▶ [GIVEN INFORMATION]:
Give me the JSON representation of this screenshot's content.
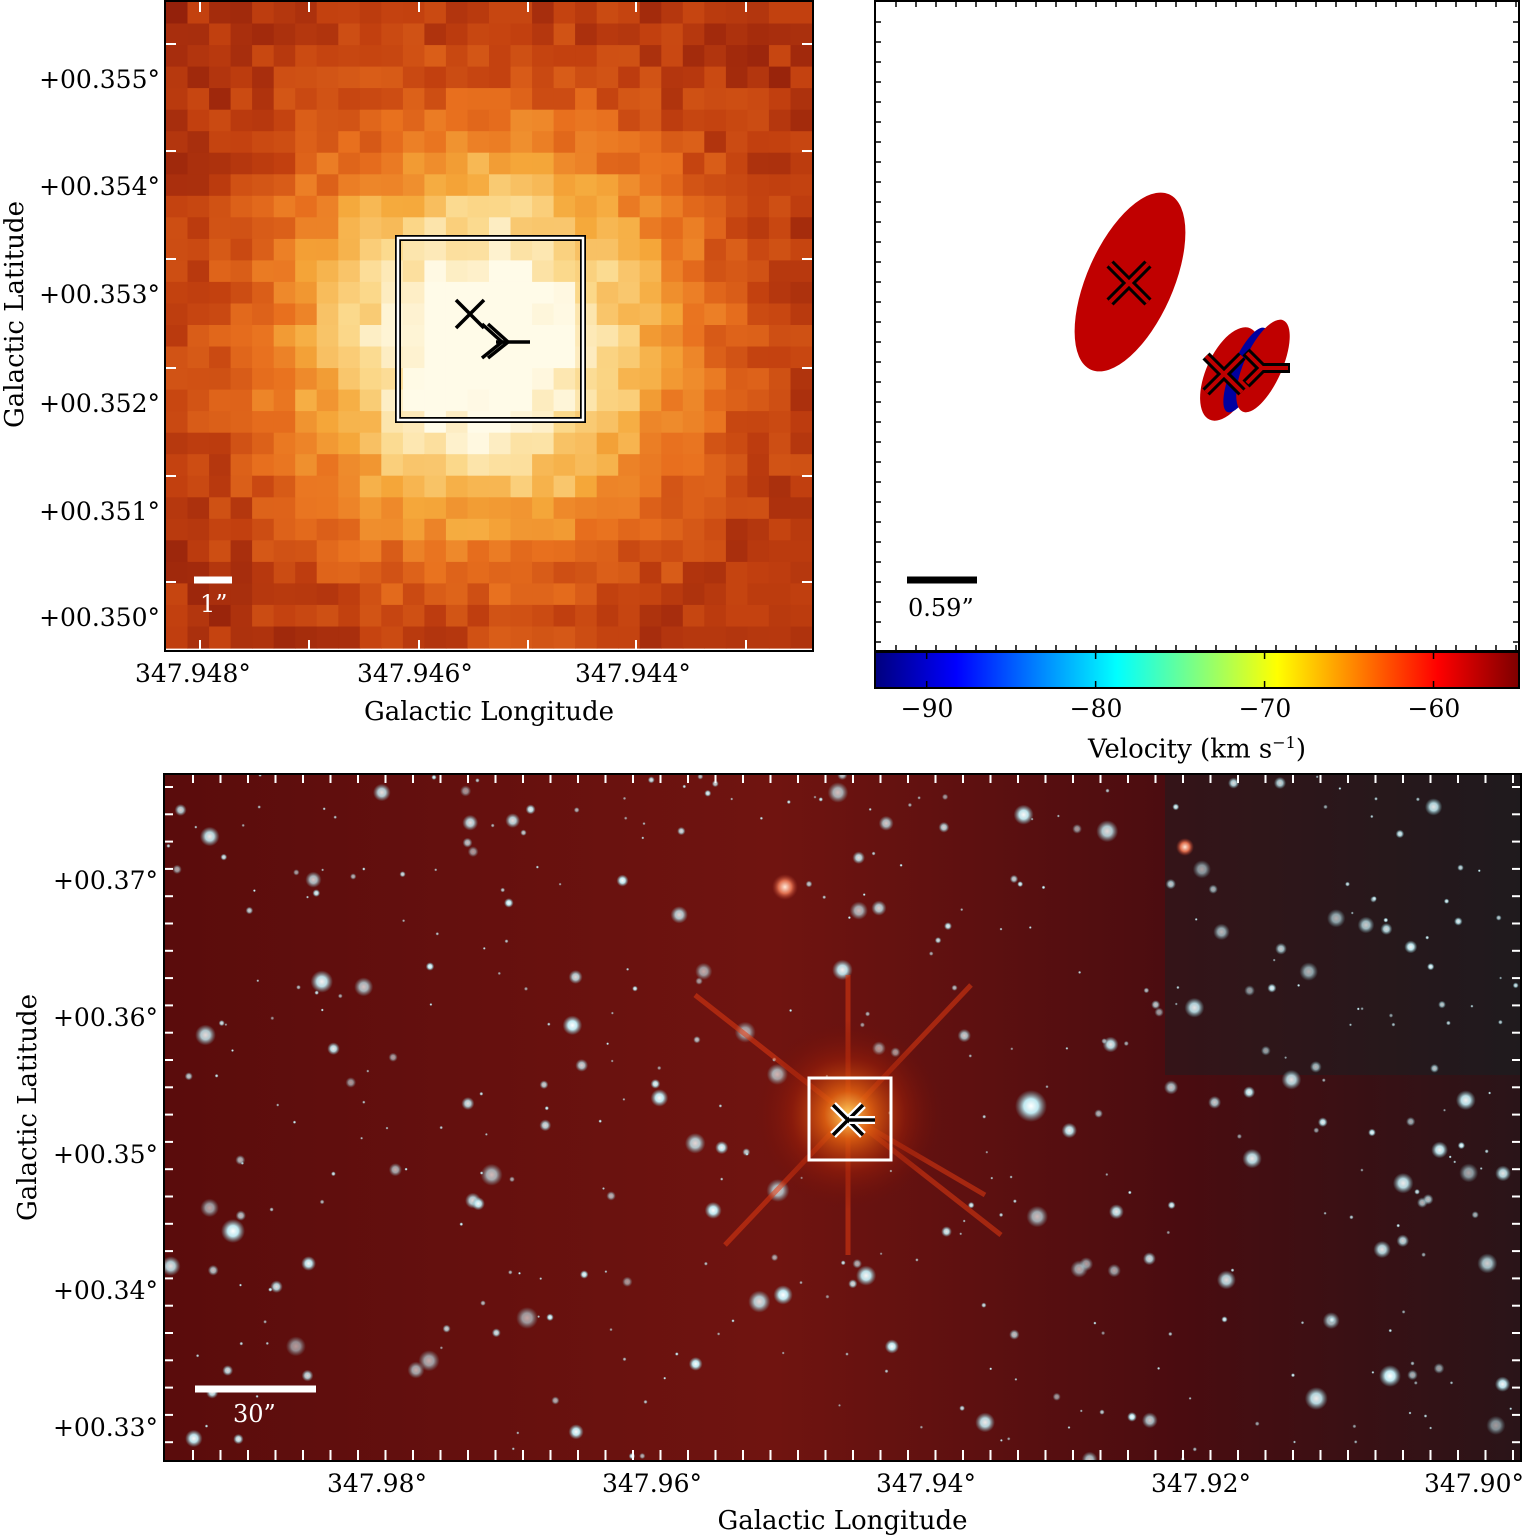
{
  "top_left": {
    "xlabel": "Galactic Longitude",
    "ylabel": "Galactic Latitude",
    "xticks": [
      "347.948°",
      "347.946°",
      "347.944°"
    ],
    "yticks": [
      "+00.355°",
      "+00.354°",
      "+00.353°",
      "+00.352°",
      "+00.351°",
      "+00.350°"
    ],
    "scale_bar_label": "1”",
    "colormap": [
      "#8a1a0a",
      "#c2400f",
      "#e8701e",
      "#f5a83a",
      "#fbd88a",
      "#fffbe8"
    ]
  },
  "top_right": {
    "scale_bar_label": "0.59”",
    "colorbar": {
      "label": "Velocity (km s",
      "label_exp": "−1",
      "label_end": ")",
      "ticks": [
        "−90",
        "−80",
        "−70",
        "−60"
      ],
      "range": [
        -93,
        -55
      ],
      "colors": [
        "#00007f",
        "#0000ff",
        "#0080ff",
        "#00ffff",
        "#80ff80",
        "#ffff00",
        "#ff8000",
        "#ff0000",
        "#7f0000"
      ]
    },
    "maser_spots": [
      {
        "velocity": -57,
        "color": "#c00000"
      },
      {
        "velocity": -57,
        "color": "#c00000"
      },
      {
        "velocity": -92,
        "color": "#0000a0"
      },
      {
        "velocity": -57,
        "color": "#c00000"
      }
    ]
  },
  "bottom": {
    "xlabel": "Galactic Longitude",
    "ylabel": "Galactic Latitude",
    "xticks": [
      "347.98°",
      "347.96°",
      "347.94°",
      "347.92°",
      "347.90°"
    ],
    "yticks": [
      "+00.37°",
      "+00.36°",
      "+00.35°",
      "+00.34°",
      "+00.33°"
    ],
    "scale_bar_label": "30”"
  }
}
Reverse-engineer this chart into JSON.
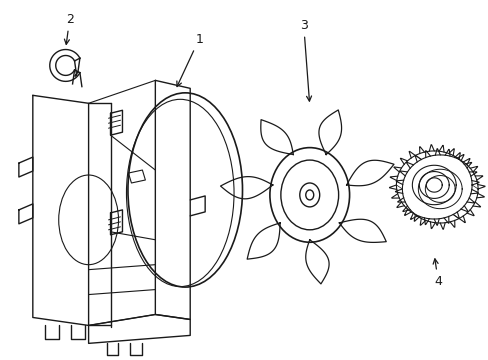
{
  "bg_color": "#ffffff",
  "line_color": "#1a1a1a",
  "lw": 1.0,
  "fig_width": 4.89,
  "fig_height": 3.6,
  "dpi": 100
}
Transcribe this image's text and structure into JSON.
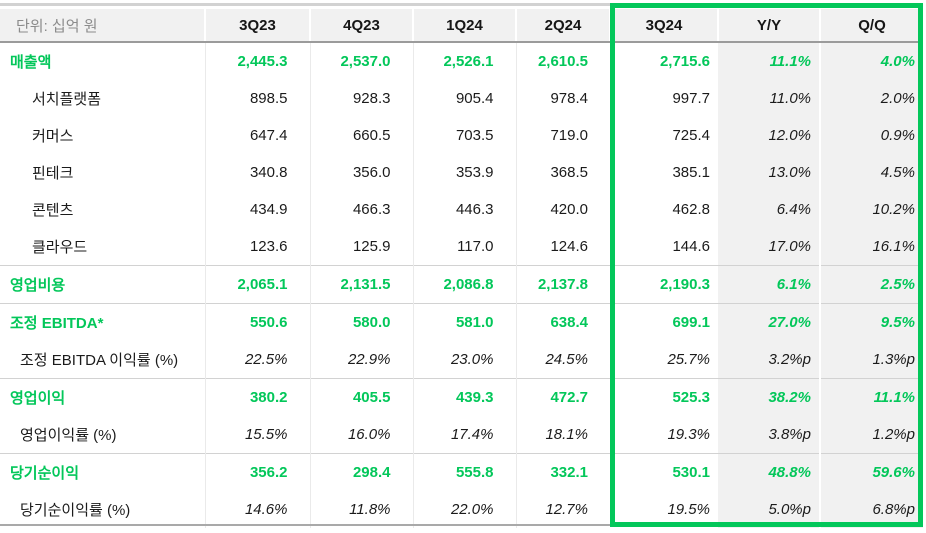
{
  "unit_label": "단위: 십억 원",
  "colors": {
    "accent_green": "#03c75a",
    "header_bg": "#f1f1f1",
    "shade_bg": "#f1f1f1"
  },
  "columns": [
    "3Q23",
    "4Q23",
    "1Q24",
    "2Q24",
    "3Q24",
    "Y/Y",
    "Q/Q"
  ],
  "highlight": {
    "columns": [
      "3Q24",
      "Y/Y",
      "Q/Q"
    ],
    "border_color": "#03c75a"
  },
  "rows": [
    {
      "label": "매출액",
      "type": "section",
      "separator": false,
      "values": [
        "2,445.3",
        "2,537.0",
        "2,526.1",
        "2,610.5",
        "2,715.6",
        "11.1%",
        "4.0%"
      ]
    },
    {
      "label": "서치플랫폼",
      "type": "sub",
      "separator": false,
      "values": [
        "898.5",
        "928.3",
        "905.4",
        "978.4",
        "997.7",
        "11.0%",
        "2.0%"
      ]
    },
    {
      "label": "커머스",
      "type": "sub",
      "separator": false,
      "values": [
        "647.4",
        "660.5",
        "703.5",
        "719.0",
        "725.4",
        "12.0%",
        "0.9%"
      ]
    },
    {
      "label": "핀테크",
      "type": "sub",
      "separator": false,
      "values": [
        "340.8",
        "356.0",
        "353.9",
        "368.5",
        "385.1",
        "13.0%",
        "4.5%"
      ]
    },
    {
      "label": "콘텐츠",
      "type": "sub",
      "separator": false,
      "values": [
        "434.9",
        "466.3",
        "446.3",
        "420.0",
        "462.8",
        "6.4%",
        "10.2%"
      ]
    },
    {
      "label": "클라우드",
      "type": "sub",
      "separator": false,
      "values": [
        "123.6",
        "125.9",
        "117.0",
        "124.6",
        "144.6",
        "17.0%",
        "16.1%"
      ]
    },
    {
      "label": "영업비용",
      "type": "section",
      "separator": true,
      "values": [
        "2,065.1",
        "2,131.5",
        "2,086.8",
        "2,137.8",
        "2,190.3",
        "6.1%",
        "2.5%"
      ]
    },
    {
      "label": "조정 EBITDA*",
      "type": "section",
      "separator": true,
      "values": [
        "550.6",
        "580.0",
        "581.0",
        "638.4",
        "699.1",
        "27.0%",
        "9.5%"
      ]
    },
    {
      "label": "조정 EBITDA 이익률 (%)",
      "type": "ratio",
      "separator": false,
      "values": [
        "22.5%",
        "22.9%",
        "23.0%",
        "24.5%",
        "25.7%",
        "3.2%p",
        "1.3%p"
      ]
    },
    {
      "label": "영업이익",
      "type": "section",
      "separator": true,
      "values": [
        "380.2",
        "405.5",
        "439.3",
        "472.7",
        "525.3",
        "38.2%",
        "11.1%"
      ]
    },
    {
      "label": "영업이익률 (%)",
      "type": "ratio",
      "separator": false,
      "values": [
        "15.5%",
        "16.0%",
        "17.4%",
        "18.1%",
        "19.3%",
        "3.8%p",
        "1.2%p"
      ]
    },
    {
      "label": "당기순이익",
      "type": "section",
      "separator": true,
      "values": [
        "356.2",
        "298.4",
        "555.8",
        "332.1",
        "530.1",
        "48.8%",
        "59.6%"
      ]
    },
    {
      "label": "당기순이익률 (%)",
      "type": "ratio",
      "separator": false,
      "values": [
        "14.6%",
        "11.8%",
        "22.0%",
        "12.7%",
        "19.5%",
        "5.0%p",
        "6.8%p"
      ]
    }
  ]
}
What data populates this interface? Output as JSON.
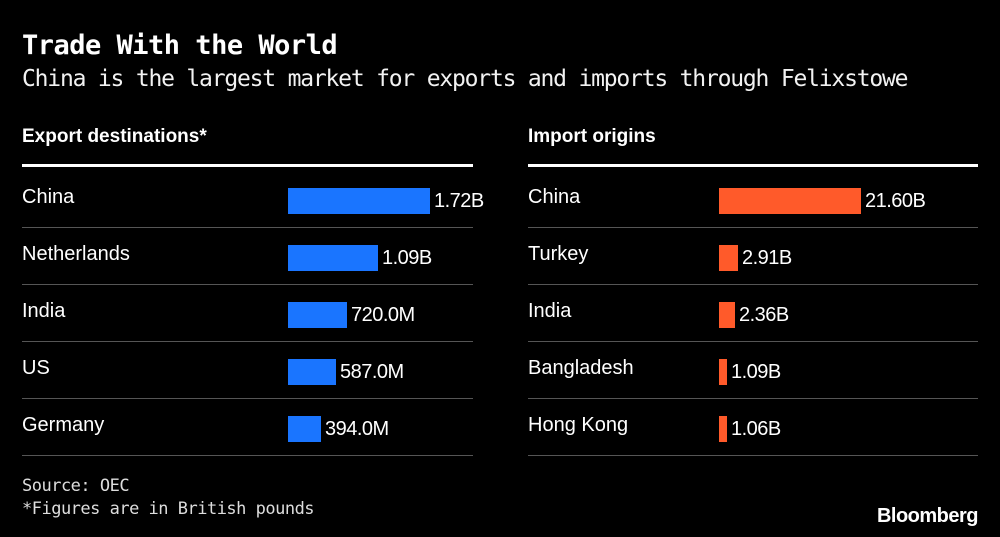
{
  "title": "Trade With the World",
  "subtitle": "China is the largest market for exports and imports through Felixstowe",
  "footer": {
    "source": "Source: OEC",
    "note": "*Figures are in British pounds",
    "brand": "Bloomberg"
  },
  "colors": {
    "background": "#000000",
    "export_bar": "#1a75ff",
    "import_bar": "#ff5a2a",
    "text": "#ffffff"
  },
  "chart_data": [
    {
      "type": "bar",
      "orientation": "horizontal",
      "title": "Export destinations*",
      "categories": [
        "China",
        "Netherlands",
        "India",
        "US",
        "Germany"
      ],
      "values": [
        1720000000,
        1090000000,
        720000000,
        587000000,
        394000000
      ],
      "labels": [
        "1.72B",
        "1.09B",
        "720.0M",
        "587.0M",
        "394.0M"
      ],
      "unit": "GBP"
    },
    {
      "type": "bar",
      "orientation": "horizontal",
      "title": "Import origins",
      "categories": [
        "China",
        "Turkey",
        "India",
        "Bangladesh",
        "Hong Kong"
      ],
      "values": [
        21600000000,
        2910000000,
        2360000000,
        1090000000,
        1060000000
      ],
      "labels": [
        "21.60B",
        "2.91B",
        "2.36B",
        "1.09B",
        "1.06B"
      ],
      "unit": "GBP"
    }
  ]
}
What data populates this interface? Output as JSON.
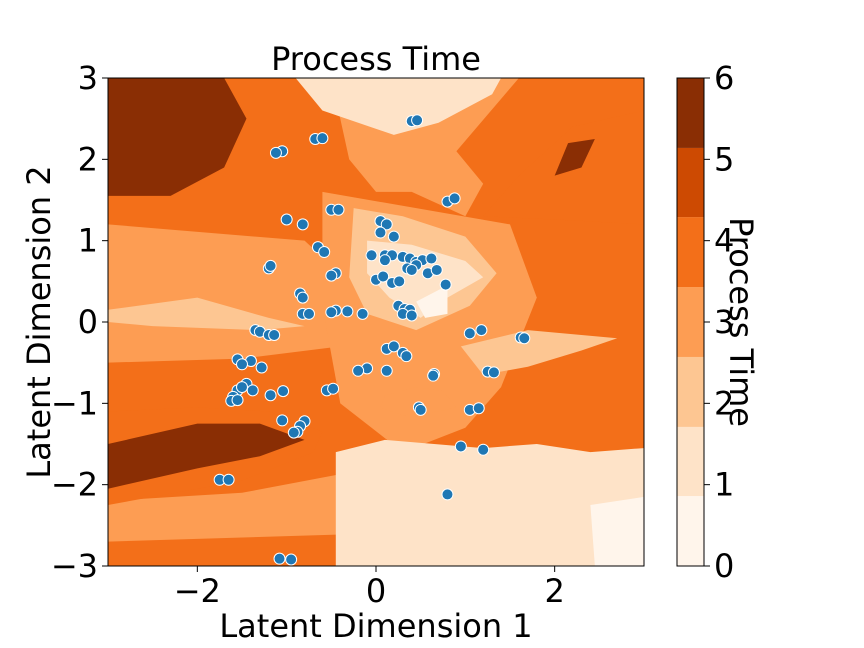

▶ [TASK DETAILS]:
Without including the pictures, return each record above exactly as it stands.

▶ [COMPLETED EXERCISE]:
Give me the JSON representation of this screenshot's content.
{
  "top_left": {
    "xlabel": "Galactic Longitude",
    "ylabel": "Galactic Latitude",
    "xticks": [
      "347.948°",
      "347.946°",
      "347.944°"
    ],
    "yticks": [
      "+00.355°",
      "+00.354°",
      "+00.353°",
      "+00.352°",
      "+00.351°",
      "+00.350°"
    ],
    "scale_bar_label": "1”",
    "colormap": [
      "#8a1a0a",
      "#c2400f",
      "#e8701e",
      "#f5a83a",
      "#fbd88a",
      "#fffbe8"
    ]
  },
  "top_right": {
    "scale_bar_label": "0.59”",
    "colorbar": {
      "label": "Velocity (km s",
      "label_exp": "−1",
      "label_end": ")",
      "ticks": [
        "−90",
        "−80",
        "−70",
        "−60"
      ],
      "range": [
        -93,
        -55
      ],
      "colors": [
        "#00007f",
        "#0000ff",
        "#0080ff",
        "#00ffff",
        "#80ff80",
        "#ffff00",
        "#ff8000",
        "#ff0000",
        "#7f0000"
      ]
    },
    "maser_spots": [
      {
        "velocity": -57,
        "color": "#c00000"
      },
      {
        "velocity": -57,
        "color": "#c00000"
      },
      {
        "velocity": -92,
        "color": "#0000a0"
      },
      {
        "velocity": -57,
        "color": "#c00000"
      }
    ]
  },
  "bottom": {
    "xlabel": "Galactic Longitude",
    "ylabel": "Galactic Latitude",
    "xticks": [
      "347.98°",
      "347.96°",
      "347.94°",
      "347.92°",
      "347.90°"
    ],
    "yticks": [
      "+00.37°",
      "+00.36°",
      "+00.35°",
      "+00.34°",
      "+00.33°"
    ],
    "scale_bar_label": "30”"
  }
}
Reverse-engineer this chart into JSON.
{
  "bg_color": "#ffffff",
  "line_color": "#1a1a1a",
  "lw": 1.0,
  "fig_width": 4.89,
  "fig_height": 3.6,
  "dpi": 100
}
Transcribe this image's text and structure into JSON.
{
  "unit_label": "단위: 십억 원",
  "colors": {
    "accent_green": "#03c75a",
    "header_bg": "#f1f1f1",
    "shade_bg": "#f1f1f1"
  },
  "columns": [
    "3Q23",
    "4Q23",
    "1Q24",
    "2Q24",
    "3Q24",
    "Y/Y",
    "Q/Q"
  ],
  "highlight": {
    "columns": [
      "3Q24",
      "Y/Y",
      "Q/Q"
    ],
    "border_color": "#03c75a"
  },
  "rows": [
    {
      "label": "매출액",
      "type": "section",
      "separator": false,
      "values": [
        "2,445.3",
        "2,537.0",
        "2,526.1",
        "2,610.5",
        "2,715.6",
        "11.1%",
        "4.0%"
      ]
    },
    {
      "label": "서치플랫폼",
      "type": "sub",
      "separator": false,
      "values": [
        "898.5",
        "928.3",
        "905.4",
        "978.4",
        "997.7",
        "11.0%",
        "2.0%"
      ]
    },
    {
      "label": "커머스",
      "type": "sub",
      "separator": false,
      "values": [
        "647.4",
        "660.5",
        "703.5",
        "719.0",
        "725.4",
        "12.0%",
        "0.9%"
      ]
    },
    {
      "label": "핀테크",
      "type": "sub",
      "separator": false,
      "values": [
        "340.8",
        "356.0",
        "353.9",
        "368.5",
        "385.1",
        "13.0%",
        "4.5%"
      ]
    },
    {
      "label": "콘텐츠",
      "type": "sub",
      "separator": false,
      "values": [
        "434.9",
        "466.3",
        "446.3",
        "420.0",
        "462.8",
        "6.4%",
        "10.2%"
      ]
    },
    {
      "label": "클라우드",
      "type": "sub",
      "separator": false,
      "values": [
        "123.6",
        "125.9",
        "117.0",
        "124.6",
        "144.6",
        "17.0%",
        "16.1%"
      ]
    },
    {
      "label": "영업비용",
      "type": "section",
      "separator": true,
      "values": [
        "2,065.1",
        "2,131.5",
        "2,086.8",
        "2,137.8",
        "2,190.3",
        "6.1%",
        "2.5%"
      ]
    },
    {
      "label": "조정 EBITDA*",
      "type": "section",
      "separator": true,
      "values": [
        "550.6",
        "580.0",
        "581.0",
        "638.4",
        "699.1",
        "27.0%",
        "9.5%"
      ]
    },
    {
      "label": "조정 EBITDA 이익률 (%)",
      "type": "ratio",
      "separator": false,
      "values": [
        "22.5%",
        "22.9%",
        "23.0%",
        "24.5%",
        "25.7%",
        "3.2%p",
        "1.3%p"
      ]
    },
    {
      "label": "영업이익",
      "type": "section",
      "separator": true,
      "values": [
        "380.2",
        "405.5",
        "439.3",
        "472.7",
        "525.3",
        "38.2%",
        "11.1%"
      ]
    },
    {
      "label": "영업이익률 (%)",
      "type": "ratio",
      "separator": false,
      "values": [
        "15.5%",
        "16.0%",
        "17.4%",
        "18.1%",
        "19.3%",
        "3.8%p",
        "1.2%p"
      ]
    },
    {
      "label": "당기순이익",
      "type": "section",
      "separator": true,
      "values": [
        "356.2",
        "298.4",
        "555.8",
        "332.1",
        "530.1",
        "48.8%",
        "59.6%"
      ]
    },
    {
      "label": "당기순이익률 (%)",
      "type": "ratio",
      "separator": false,
      "values": [
        "14.6%",
        "11.8%",
        "22.0%",
        "12.7%",
        "19.5%",
        "5.0%p",
        "6.8%p"
      ]
    }
  ]
}
What data populates this interface? Output as JSON.
{
  "title": "Trade With the World",
  "subtitle": "China is the largest market for exports and imports through Felixstowe",
  "footer": {
    "source": "Source: OEC",
    "note": "*Figures are in British pounds",
    "brand": "Bloomberg"
  },
  "colors": {
    "background": "#000000",
    "export_bar": "#1a75ff",
    "import_bar": "#ff5a2a",
    "text": "#ffffff"
  },
  "chart_data": [
    {
      "type": "bar",
      "orientation": "horizontal",
      "title": "Export destinations*",
      "categories": [
        "China",
        "Netherlands",
        "India",
        "US",
        "Germany"
      ],
      "values": [
        1720000000,
        1090000000,
        720000000,
        587000000,
        394000000
      ],
      "labels": [
        "1.72B",
        "1.09B",
        "720.0M",
        "587.0M",
        "394.0M"
      ],
      "unit": "GBP"
    },
    {
      "type": "bar",
      "orientation": "horizontal",
      "title": "Import origins",
      "categories": [
        "China",
        "Turkey",
        "India",
        "Bangladesh",
        "Hong Kong"
      ],
      "values": [
        21600000000,
        2910000000,
        2360000000,
        1090000000,
        1060000000
      ],
      "labels": [
        "21.60B",
        "2.91B",
        "2.36B",
        "1.09B",
        "1.06B"
      ],
      "unit": "GBP"
    }
  ]
}
What data populates this interface? Output as JSON.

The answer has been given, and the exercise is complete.